● **SHORT EXERCISE**
Select, from the material below, each line with "have" in it.

☆ ☆ ☆ ☆

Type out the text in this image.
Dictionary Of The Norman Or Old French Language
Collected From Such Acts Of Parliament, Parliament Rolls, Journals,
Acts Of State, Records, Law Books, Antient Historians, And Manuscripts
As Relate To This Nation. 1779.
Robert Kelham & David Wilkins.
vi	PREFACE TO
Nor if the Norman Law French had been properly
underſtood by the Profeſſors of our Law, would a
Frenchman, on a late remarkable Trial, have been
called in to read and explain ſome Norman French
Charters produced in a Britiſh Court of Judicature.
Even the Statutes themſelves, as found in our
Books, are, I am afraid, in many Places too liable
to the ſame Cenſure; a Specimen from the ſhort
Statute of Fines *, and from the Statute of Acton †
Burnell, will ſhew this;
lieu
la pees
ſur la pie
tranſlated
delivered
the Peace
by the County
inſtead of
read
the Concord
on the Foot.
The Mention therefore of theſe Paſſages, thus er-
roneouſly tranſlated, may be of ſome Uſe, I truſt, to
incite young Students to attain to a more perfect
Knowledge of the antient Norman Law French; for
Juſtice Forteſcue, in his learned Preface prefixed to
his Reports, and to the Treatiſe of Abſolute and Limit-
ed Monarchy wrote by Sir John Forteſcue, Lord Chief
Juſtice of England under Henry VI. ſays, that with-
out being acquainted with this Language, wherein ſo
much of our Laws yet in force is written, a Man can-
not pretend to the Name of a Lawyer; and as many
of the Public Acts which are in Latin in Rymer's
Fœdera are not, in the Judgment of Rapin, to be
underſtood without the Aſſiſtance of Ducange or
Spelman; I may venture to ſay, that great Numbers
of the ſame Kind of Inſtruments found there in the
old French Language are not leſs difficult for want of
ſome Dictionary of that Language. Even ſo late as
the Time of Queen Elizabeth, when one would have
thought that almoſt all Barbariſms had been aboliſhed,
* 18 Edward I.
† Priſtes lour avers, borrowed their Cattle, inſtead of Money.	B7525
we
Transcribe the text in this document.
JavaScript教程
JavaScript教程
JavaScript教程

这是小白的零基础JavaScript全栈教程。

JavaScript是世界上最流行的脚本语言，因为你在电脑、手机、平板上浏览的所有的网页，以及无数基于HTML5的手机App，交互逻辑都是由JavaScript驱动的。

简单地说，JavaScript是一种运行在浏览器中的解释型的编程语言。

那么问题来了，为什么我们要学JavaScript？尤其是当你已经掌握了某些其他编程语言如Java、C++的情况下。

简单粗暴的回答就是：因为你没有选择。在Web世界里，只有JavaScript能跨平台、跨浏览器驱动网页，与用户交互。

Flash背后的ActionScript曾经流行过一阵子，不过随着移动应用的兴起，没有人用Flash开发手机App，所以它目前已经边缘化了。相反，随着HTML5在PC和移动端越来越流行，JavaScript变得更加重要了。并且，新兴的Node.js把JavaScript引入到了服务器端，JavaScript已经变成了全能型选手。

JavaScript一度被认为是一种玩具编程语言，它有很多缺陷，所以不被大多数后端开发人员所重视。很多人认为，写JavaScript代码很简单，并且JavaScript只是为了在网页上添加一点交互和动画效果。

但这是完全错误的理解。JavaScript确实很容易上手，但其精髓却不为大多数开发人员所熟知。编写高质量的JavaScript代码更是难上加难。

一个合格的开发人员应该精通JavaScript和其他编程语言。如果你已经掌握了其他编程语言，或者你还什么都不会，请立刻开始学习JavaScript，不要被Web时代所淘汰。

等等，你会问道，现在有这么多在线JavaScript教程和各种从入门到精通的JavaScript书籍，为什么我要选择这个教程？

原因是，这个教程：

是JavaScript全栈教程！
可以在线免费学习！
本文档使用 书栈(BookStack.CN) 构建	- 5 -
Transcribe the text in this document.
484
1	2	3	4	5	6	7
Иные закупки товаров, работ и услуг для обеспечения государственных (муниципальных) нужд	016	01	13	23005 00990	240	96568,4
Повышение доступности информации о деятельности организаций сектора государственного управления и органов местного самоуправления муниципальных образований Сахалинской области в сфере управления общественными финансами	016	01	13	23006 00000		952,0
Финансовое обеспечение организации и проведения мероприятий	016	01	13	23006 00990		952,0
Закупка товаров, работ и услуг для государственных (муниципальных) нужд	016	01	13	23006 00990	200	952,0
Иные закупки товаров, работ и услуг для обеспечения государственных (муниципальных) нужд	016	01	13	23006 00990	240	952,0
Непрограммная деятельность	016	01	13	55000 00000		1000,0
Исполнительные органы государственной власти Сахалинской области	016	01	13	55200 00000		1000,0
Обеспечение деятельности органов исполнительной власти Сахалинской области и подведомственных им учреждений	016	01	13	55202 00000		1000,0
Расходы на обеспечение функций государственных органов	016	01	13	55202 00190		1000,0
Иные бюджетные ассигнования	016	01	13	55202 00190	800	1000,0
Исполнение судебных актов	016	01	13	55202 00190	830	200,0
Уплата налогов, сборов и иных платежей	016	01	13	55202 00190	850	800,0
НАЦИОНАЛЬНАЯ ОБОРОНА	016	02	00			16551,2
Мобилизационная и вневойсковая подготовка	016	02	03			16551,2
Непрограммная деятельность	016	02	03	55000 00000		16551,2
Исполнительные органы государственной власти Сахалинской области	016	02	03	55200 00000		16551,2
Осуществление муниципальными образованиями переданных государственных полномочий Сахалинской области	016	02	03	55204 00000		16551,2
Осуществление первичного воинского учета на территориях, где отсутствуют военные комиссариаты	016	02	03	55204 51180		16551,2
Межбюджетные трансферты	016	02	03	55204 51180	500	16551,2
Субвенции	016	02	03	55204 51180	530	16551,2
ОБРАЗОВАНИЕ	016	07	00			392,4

☆ ☆ ☆ ☆

● **EXERCISE SOLUTION**
Frenchman, on a late remarkable Trial, have been
the Time of Queen Elizabeth, when one would have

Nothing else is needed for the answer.